__What this task involves__. From the entries below, copy out all lines holding "cells".

[Figure dataset records]
========

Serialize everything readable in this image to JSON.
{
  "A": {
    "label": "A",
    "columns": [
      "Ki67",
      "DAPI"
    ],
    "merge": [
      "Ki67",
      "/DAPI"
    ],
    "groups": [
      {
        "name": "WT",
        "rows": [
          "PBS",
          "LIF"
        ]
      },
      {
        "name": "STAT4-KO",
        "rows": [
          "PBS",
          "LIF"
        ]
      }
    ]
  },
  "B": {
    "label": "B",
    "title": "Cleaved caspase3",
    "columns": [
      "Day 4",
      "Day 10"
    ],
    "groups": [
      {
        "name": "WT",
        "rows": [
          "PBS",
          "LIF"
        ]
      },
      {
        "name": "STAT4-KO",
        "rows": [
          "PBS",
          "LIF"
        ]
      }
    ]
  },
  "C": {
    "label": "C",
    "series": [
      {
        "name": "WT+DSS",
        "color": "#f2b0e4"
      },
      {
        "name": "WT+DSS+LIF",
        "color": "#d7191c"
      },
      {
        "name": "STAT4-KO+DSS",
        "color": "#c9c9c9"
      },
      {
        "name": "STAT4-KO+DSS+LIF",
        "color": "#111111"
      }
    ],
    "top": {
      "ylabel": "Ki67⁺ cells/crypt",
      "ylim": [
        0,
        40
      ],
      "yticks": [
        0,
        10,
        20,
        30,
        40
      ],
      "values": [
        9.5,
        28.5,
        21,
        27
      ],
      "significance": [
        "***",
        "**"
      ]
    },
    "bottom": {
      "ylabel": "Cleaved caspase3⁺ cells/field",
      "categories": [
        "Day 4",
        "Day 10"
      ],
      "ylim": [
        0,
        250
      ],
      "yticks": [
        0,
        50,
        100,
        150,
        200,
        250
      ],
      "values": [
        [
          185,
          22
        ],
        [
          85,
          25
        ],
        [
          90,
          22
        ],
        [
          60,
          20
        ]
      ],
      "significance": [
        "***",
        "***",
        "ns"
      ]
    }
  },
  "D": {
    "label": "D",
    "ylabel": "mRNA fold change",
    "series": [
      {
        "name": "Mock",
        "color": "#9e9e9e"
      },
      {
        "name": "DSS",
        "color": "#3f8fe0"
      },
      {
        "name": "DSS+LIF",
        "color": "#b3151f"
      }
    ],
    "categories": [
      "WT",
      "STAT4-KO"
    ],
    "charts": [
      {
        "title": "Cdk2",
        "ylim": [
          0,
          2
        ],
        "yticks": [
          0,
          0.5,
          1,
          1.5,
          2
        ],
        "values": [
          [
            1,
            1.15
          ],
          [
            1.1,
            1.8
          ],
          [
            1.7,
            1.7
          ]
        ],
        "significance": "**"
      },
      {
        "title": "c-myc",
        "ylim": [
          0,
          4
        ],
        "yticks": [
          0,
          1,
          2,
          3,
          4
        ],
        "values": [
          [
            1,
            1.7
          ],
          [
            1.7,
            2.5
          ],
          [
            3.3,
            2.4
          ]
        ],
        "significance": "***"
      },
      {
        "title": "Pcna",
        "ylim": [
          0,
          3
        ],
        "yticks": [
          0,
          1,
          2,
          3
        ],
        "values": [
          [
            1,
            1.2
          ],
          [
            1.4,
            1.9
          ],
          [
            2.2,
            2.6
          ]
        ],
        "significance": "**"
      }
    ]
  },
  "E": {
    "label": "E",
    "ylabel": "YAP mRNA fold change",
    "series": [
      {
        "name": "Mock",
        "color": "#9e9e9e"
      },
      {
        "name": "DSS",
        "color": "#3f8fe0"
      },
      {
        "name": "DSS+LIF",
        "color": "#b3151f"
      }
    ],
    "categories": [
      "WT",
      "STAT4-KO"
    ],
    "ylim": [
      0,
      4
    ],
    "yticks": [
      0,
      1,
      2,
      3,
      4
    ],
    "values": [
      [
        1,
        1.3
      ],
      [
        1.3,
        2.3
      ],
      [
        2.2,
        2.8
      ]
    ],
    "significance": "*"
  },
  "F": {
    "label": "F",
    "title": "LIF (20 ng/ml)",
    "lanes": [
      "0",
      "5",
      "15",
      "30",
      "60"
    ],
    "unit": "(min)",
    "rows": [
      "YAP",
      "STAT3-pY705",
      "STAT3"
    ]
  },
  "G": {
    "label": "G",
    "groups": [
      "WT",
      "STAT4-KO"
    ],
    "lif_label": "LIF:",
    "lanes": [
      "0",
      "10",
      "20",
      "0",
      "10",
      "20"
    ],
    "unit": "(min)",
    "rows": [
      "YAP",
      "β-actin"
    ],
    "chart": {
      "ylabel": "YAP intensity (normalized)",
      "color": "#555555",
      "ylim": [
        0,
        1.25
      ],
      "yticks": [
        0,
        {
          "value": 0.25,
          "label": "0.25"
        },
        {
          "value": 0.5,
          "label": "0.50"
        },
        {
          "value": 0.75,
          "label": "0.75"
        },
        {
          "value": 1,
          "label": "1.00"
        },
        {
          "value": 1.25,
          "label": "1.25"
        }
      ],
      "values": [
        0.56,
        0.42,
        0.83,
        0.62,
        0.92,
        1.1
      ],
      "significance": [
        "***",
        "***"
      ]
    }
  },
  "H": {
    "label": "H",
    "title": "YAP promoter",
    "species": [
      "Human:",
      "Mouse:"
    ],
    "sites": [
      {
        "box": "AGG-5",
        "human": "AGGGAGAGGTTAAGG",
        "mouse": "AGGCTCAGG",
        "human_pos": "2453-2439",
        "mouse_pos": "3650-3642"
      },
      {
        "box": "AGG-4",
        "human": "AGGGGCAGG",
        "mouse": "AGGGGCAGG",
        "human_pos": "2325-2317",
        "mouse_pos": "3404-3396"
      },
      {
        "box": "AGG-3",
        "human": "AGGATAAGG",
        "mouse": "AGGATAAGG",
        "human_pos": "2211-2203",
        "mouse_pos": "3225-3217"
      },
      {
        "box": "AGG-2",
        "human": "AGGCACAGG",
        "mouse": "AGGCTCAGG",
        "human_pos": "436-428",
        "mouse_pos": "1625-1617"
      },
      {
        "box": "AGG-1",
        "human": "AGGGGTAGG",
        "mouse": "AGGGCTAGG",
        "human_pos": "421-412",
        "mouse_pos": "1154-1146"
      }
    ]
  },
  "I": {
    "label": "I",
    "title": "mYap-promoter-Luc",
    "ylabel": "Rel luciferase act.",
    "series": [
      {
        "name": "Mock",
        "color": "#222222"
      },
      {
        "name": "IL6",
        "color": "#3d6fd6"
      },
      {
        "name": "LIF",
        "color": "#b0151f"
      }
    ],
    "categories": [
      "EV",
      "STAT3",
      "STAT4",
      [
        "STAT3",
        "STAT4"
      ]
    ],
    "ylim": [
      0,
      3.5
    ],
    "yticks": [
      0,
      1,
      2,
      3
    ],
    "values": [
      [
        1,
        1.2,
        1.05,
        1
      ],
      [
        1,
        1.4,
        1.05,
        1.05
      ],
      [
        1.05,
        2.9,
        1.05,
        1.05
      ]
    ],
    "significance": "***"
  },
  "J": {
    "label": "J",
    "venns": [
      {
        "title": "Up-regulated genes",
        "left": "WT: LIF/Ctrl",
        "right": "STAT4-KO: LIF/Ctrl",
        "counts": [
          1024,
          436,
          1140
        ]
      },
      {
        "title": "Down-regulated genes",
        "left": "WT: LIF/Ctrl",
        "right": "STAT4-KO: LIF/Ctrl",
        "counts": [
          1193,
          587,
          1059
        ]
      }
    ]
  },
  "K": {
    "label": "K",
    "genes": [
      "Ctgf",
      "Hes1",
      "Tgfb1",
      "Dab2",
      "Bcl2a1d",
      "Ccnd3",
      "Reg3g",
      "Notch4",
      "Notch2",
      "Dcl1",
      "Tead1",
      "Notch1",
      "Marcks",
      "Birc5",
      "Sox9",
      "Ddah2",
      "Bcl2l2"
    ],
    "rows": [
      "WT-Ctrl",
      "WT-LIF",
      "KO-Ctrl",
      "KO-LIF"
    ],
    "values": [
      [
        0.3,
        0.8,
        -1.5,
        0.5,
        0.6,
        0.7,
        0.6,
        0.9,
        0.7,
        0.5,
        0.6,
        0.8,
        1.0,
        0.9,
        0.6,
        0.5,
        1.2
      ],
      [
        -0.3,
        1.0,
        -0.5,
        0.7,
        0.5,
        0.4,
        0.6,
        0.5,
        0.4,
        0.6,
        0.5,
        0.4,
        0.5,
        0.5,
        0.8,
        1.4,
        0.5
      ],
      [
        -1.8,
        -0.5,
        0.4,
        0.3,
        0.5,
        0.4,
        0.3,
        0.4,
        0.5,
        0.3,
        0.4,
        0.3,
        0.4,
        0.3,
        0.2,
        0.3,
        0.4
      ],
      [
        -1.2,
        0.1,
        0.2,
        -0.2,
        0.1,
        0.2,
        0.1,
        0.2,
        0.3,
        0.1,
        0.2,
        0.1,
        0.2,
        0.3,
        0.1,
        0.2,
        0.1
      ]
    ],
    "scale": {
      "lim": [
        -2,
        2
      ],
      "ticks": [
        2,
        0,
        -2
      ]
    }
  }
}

========

__Completed task__.
      "ylabel": "Ki67⁺ cells/crypt",
      "ylabel": "Cleaved caspase3⁺ cells/field",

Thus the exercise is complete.